'''
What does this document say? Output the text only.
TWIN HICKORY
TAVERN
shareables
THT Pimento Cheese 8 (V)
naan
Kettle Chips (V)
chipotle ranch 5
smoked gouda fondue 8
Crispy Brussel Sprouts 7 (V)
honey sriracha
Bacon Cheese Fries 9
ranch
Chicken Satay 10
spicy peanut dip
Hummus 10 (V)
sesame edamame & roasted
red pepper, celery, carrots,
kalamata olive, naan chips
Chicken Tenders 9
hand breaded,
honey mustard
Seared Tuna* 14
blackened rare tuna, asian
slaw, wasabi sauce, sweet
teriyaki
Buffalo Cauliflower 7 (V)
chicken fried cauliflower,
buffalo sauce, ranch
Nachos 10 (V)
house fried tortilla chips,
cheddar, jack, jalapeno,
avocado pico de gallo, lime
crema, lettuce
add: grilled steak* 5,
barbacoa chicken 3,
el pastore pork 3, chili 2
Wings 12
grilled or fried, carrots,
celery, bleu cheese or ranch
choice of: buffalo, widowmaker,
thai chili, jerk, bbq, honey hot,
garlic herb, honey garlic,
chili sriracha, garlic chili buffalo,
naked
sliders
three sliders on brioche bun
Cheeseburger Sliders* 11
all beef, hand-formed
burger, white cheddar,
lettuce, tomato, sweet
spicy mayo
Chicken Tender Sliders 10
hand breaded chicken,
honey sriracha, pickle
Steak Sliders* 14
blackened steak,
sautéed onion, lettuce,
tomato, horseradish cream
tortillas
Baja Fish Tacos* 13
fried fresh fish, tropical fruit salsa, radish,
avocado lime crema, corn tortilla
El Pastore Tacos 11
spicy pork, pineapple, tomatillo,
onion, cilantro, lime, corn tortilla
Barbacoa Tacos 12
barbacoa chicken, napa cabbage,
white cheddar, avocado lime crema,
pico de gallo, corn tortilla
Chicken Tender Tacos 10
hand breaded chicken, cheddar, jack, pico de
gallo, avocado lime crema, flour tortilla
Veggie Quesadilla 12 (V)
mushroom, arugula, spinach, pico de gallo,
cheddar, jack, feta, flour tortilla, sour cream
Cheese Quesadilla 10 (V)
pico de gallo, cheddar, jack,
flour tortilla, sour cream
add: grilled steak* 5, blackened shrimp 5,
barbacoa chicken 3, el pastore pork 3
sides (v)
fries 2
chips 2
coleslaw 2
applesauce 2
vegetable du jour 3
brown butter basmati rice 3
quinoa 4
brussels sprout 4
'''
— Problem details —
Tally the lines of the listing that include "garlic". Reply with nothing but the count.

— Reply —
2